Given instruction
Copy the lines of the rows below word for word, from the line containing "x-tick-label: 2031: [575, 289, 603, 302]" through the line containing "pie-slice: [392, 377, 424, 459]", both included.

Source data
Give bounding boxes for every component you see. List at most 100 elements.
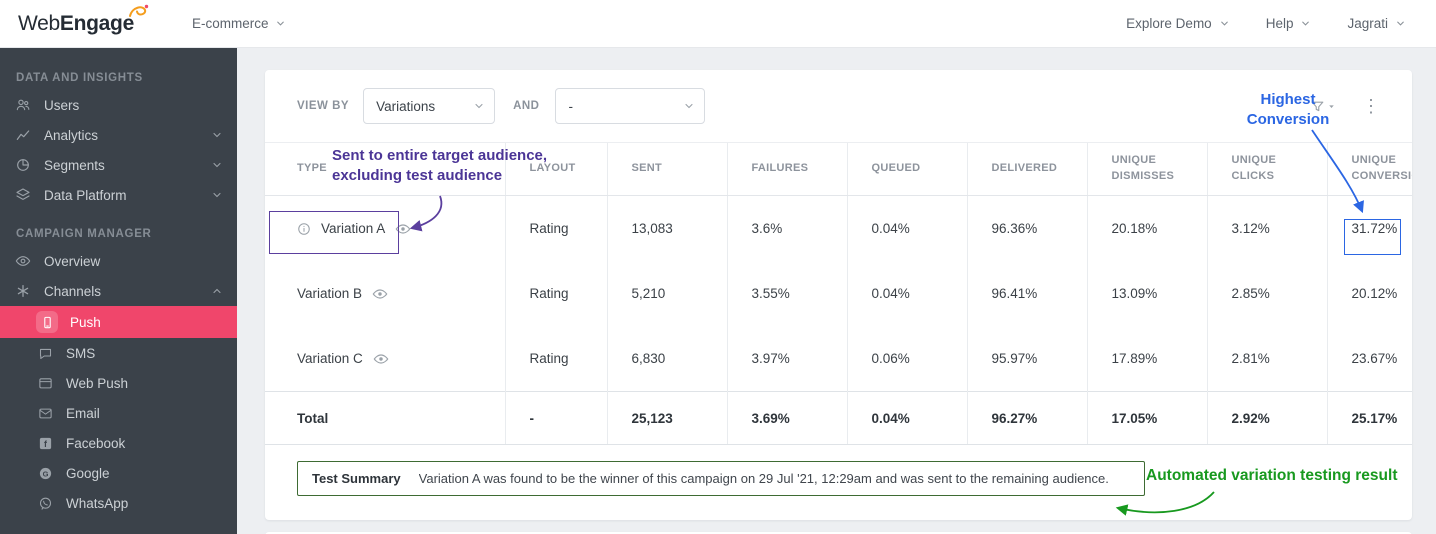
- nav-explore-demo[interactable]: Explore Demo: [1126, 16, 1230, 31]
- sidebar-item-overview[interactable]: Overview: [0, 246, 237, 276]
- cell-sent: 25,123: [606, 391, 727, 445]
- cell-delivered: 96.41%: [966, 261, 1087, 326]
- sidebar: DATA AND INSIGHTS Users Analytics Segmen…: [0, 48, 237, 534]
- cell-sent: 6,830: [606, 326, 727, 392]
- filter-funnel-icon[interactable]: [1310, 99, 1336, 114]
- logo-text-web: Web: [18, 11, 60, 35]
- cell-unique-clicks: 3.12%: [1206, 195, 1327, 261]
- cell-type: Total: [265, 391, 505, 445]
- cell-unique-dismisses: 17.89%: [1086, 326, 1207, 392]
- nav-help-label: Help: [1265, 16, 1294, 31]
- nav-help[interactable]: Help: [1266, 16, 1312, 31]
- column-header-queued: QUEUED: [846, 143, 967, 196]
- test-summary-section: Test Summary Variation A was found to be…: [265, 445, 1412, 520]
- cell-type: Variation A: [265, 196, 505, 262]
- sidebar-item-label: Overview: [44, 253, 101, 269]
- sidebar-item-label: Email: [66, 405, 100, 421]
- chevron-down-icon: [211, 129, 223, 141]
- sidebar-item-facebook[interactable]: f Facebook: [0, 428, 237, 458]
- cell-layout: Rating: [504, 326, 607, 392]
- secondary-select[interactable]: -: [555, 88, 706, 124]
- chevron-down-icon: [275, 18, 286, 29]
- sidebar-item-label: Analytics: [44, 127, 99, 143]
- column-header-unique-dismisses: UNIQUE DISMISSES: [1086, 143, 1207, 196]
- eye-preview-icon[interactable]: [373, 351, 389, 367]
- sidebar-item-label: SMS: [66, 345, 96, 361]
- overview-icon: [14, 253, 32, 269]
- sidebar-section-data-insights: DATA AND INSIGHTS: [16, 72, 143, 84]
- cell-failures: 3.69%: [726, 391, 847, 445]
- top-nav: Explore Demo Help Jagrati: [1126, 16, 1406, 31]
- variation-label: Variation B: [297, 286, 363, 301]
- sidebar-item-whatsapp[interactable]: WhatsApp: [0, 488, 237, 518]
- sidebar-item-users[interactable]: Users: [0, 90, 237, 120]
- cell-type: Variation B: [265, 261, 505, 326]
- sidebar-item-label: Facebook: [66, 435, 126, 451]
- eye-preview-icon[interactable]: [372, 286, 388, 302]
- secondary-select-value: -: [568, 98, 573, 114]
- sidebar-item-channels[interactable]: Channels: [0, 276, 237, 306]
- chevron-up-icon: [211, 285, 223, 297]
- cell-sent: 13,083: [606, 195, 727, 261]
- sms-icon: [36, 346, 54, 361]
- column-header-sent: SENT: [606, 143, 727, 196]
- segments-icon: [14, 157, 32, 173]
- cell-layout: Rating: [504, 261, 607, 326]
- project-selector[interactable]: E-commerce: [192, 16, 287, 31]
- cell-failures: 3.97%: [726, 326, 847, 392]
- push-icon: [36, 311, 58, 333]
- next-card-partial: [265, 532, 1412, 534]
- cell-type: Variation C: [265, 326, 505, 392]
- cell-queued: 0.06%: [846, 326, 967, 392]
- cell-unique-conversions: 23.67%: [1326, 326, 1412, 392]
- column-header-type: TYPE: [265, 143, 505, 196]
- variation-label: Variation C: [297, 351, 363, 366]
- cell-failures: 3.6%: [726, 195, 847, 261]
- table-row-variation-b: Variation B Rating 5,210 3.55% 0.04% 96.…: [265, 261, 1412, 326]
- eye-preview-icon[interactable]: [395, 221, 411, 237]
- sidebar-item-push[interactable]: Push: [0, 306, 237, 338]
- sidebar-item-label: Segments: [44, 157, 105, 173]
- channels-icon: [14, 283, 32, 299]
- logo-swirl-icon: [128, 3, 150, 25]
- sidebar-item-analytics[interactable]: Analytics: [0, 120, 237, 150]
- sidebar-item-google[interactable]: G Google: [0, 458, 237, 488]
- chevron-down-icon: [1300, 18, 1311, 29]
- cell-unique-dismisses: 13.09%: [1086, 261, 1207, 326]
- project-selector-label: E-commerce: [191, 16, 269, 31]
- cell-unique-conversions: 20.12%: [1326, 261, 1412, 326]
- column-header-failures: FAILURES: [726, 143, 847, 196]
- cell-layout: -: [504, 391, 607, 445]
- filters-bar: VIEW BY Variations AND - ⋮: [265, 70, 1412, 143]
- email-icon: [36, 406, 54, 421]
- web-push-icon: [36, 376, 54, 391]
- users-icon: [14, 97, 32, 113]
- google-icon: G: [36, 466, 54, 481]
- top-bar: Web Engage E-commerce Explore Demo Help J…: [0, 0, 1436, 48]
- variation-label: Variation A: [321, 221, 386, 236]
- sidebar-item-web-push[interactable]: Web Push: [0, 368, 237, 398]
- cell-delivered: 95.97%: [966, 326, 1087, 392]
- table-row-variation-c: Variation C Rating 6,830 3.97% 0.06% 95.…: [265, 326, 1412, 392]
- test-summary-title: Test Summary: [312, 471, 401, 486]
- whatsapp-icon: [36, 496, 54, 511]
- cell-queued: 0.04%: [846, 261, 967, 326]
- sidebar-item-segments[interactable]: Segments: [0, 150, 237, 180]
- webengage-logo[interactable]: Web Engage: [18, 4, 149, 36]
- column-header-delivered: DELIVERED: [966, 143, 1087, 196]
- cell-failures: 3.55%: [726, 261, 847, 326]
- cell-queued: 0.04%: [846, 391, 967, 445]
- cell-unique-conversions: 25.17%: [1326, 391, 1412, 445]
- sidebar-item-sms[interactable]: SMS: [0, 338, 237, 368]
- nav-user-menu[interactable]: Jagrati: [1347, 16, 1406, 31]
- view-by-select[interactable]: Variations: [363, 88, 496, 124]
- info-icon[interactable]: [297, 222, 311, 236]
- sidebar-item-email[interactable]: Email: [0, 398, 237, 428]
- svg-text:G: G: [42, 469, 48, 478]
- chevron-down-icon: [683, 100, 695, 112]
- view-by-label: VIEW BY: [297, 100, 350, 112]
- sidebar-item-data-platform[interactable]: Data Platform: [0, 180, 237, 210]
- svg-text:f: f: [44, 438, 47, 448]
- kebab-menu-icon[interactable]: ⋮: [1362, 96, 1380, 116]
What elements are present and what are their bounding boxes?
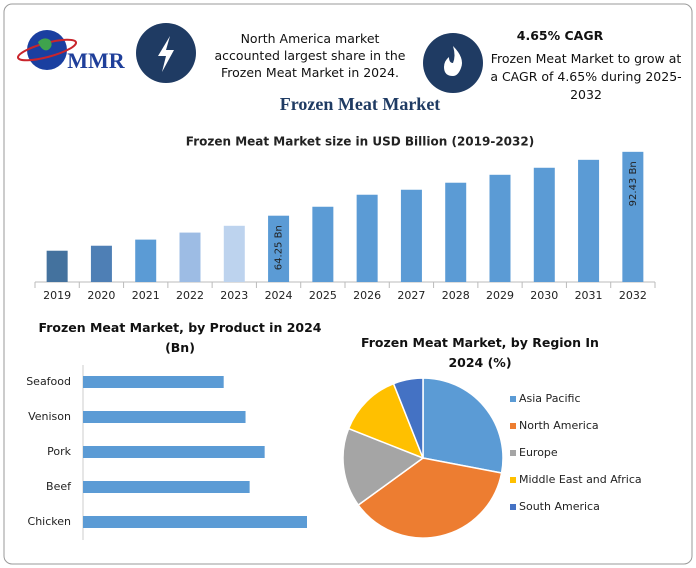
x-tick-label: 2031: [575, 289, 603, 302]
bar: [445, 182, 467, 282]
bar: [46, 250, 68, 282]
chart-title: Frozen Meat Market size in USD Billion (…: [186, 135, 534, 149]
y-tick-label: Beef: [46, 480, 72, 493]
flame-icon: [423, 33, 483, 93]
x-tick-label: 2028: [442, 289, 470, 302]
legend-swatch: [510, 477, 516, 483]
x-tick-label: 2027: [397, 289, 425, 302]
bar: [356, 194, 378, 282]
highlight-text: North America market accounted largest s…: [214, 31, 406, 80]
legend-label: Middle East and Africa: [519, 473, 642, 486]
bar: [90, 245, 112, 282]
x-tick-label: 2026: [353, 289, 381, 302]
legend-swatch: [510, 450, 516, 456]
pie-slice: [392, 377, 424, 459]
legend-swatch: [510, 423, 516, 429]
x-tick-label: 2030: [530, 289, 558, 302]
y-tick-label: Seafood: [26, 375, 71, 388]
page-title: Frozen Meat Market: [280, 94, 441, 114]
bar: [83, 411, 246, 423]
bar: [489, 174, 511, 282]
legend-swatch: [510, 396, 516, 402]
lightning-icon: [136, 23, 196, 83]
bar: [83, 376, 224, 388]
x-tick-label: 2024: [265, 289, 293, 302]
x-tick-label: 2023: [220, 289, 248, 302]
legend-label: Asia Pacific: [519, 392, 581, 405]
chart-title: Frozen Meat Market, by Product in 2024 (…: [38, 320, 322, 355]
y-tick-label: Venison: [28, 410, 71, 423]
bar: [533, 167, 555, 282]
logo-text: MMR: [67, 48, 126, 73]
bar: [179, 232, 201, 282]
legend-label: South America: [519, 500, 600, 513]
x-tick-label: 2020: [87, 289, 115, 302]
logo-globe: [16, 30, 78, 70]
cagr-title: 4.65% CAGR: [516, 28, 604, 43]
pie-slice: [422, 377, 504, 474]
bar: [83, 516, 307, 528]
bar: [400, 189, 422, 282]
cagr-text: Frozen Meat Market to grow at a CAGR of …: [490, 51, 682, 102]
x-tick-label: 2021: [132, 289, 160, 302]
legend-swatch: [510, 504, 516, 510]
pie-slice: [347, 382, 425, 460]
pie-slice: [342, 427, 425, 507]
x-tick-label: 2019: [43, 289, 71, 302]
y-tick-label: Chicken: [28, 515, 72, 528]
bar: [622, 151, 644, 282]
bar: [578, 159, 600, 282]
bar: [268, 215, 290, 282]
bar: [312, 206, 334, 282]
value-label: 64.25 Bn: [274, 225, 285, 270]
x-tick-label: 2025: [309, 289, 337, 302]
frame: [3, 3, 693, 565]
x-tick-label: 2022: [176, 289, 204, 302]
y-tick-label: Pork: [47, 445, 71, 458]
legend-label: Europe: [519, 446, 558, 459]
bar: [223, 225, 245, 282]
bar: [135, 239, 157, 282]
bar: [83, 481, 250, 493]
chart-title: Frozen Meat Market, by Region In 2024 (%…: [361, 335, 599, 370]
x-tick-label: 2032: [619, 289, 647, 302]
legend-label: North America: [519, 419, 599, 432]
pie-slice: [357, 457, 503, 539]
value-label: 92.43 Bn: [628, 161, 639, 206]
bar: [83, 446, 265, 458]
x-tick-label: 2029: [486, 289, 514, 302]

Response to this task
x-tick-label: 2031: [575, 289, 603, 302]
bar: [445, 182, 467, 282]
bar: [46, 250, 68, 282]
chart-title: Frozen Meat Market size in USD Billion (…: [186, 135, 534, 149]
y-tick-label: Beef: [46, 480, 72, 493]
flame-icon: [423, 33, 483, 93]
x-tick-label: 2028: [442, 289, 470, 302]
legend-swatch: [510, 477, 516, 483]
x-tick-label: 2027: [397, 289, 425, 302]
bar: [356, 194, 378, 282]
highlight-text: North America market accounted largest s…: [214, 31, 406, 80]
legend-label: Middle East and Africa: [519, 473, 642, 486]
bar: [90, 245, 112, 282]
x-tick-label: 2026: [353, 289, 381, 302]
legend-swatch: [510, 450, 516, 456]
pie-slice: [392, 377, 424, 459]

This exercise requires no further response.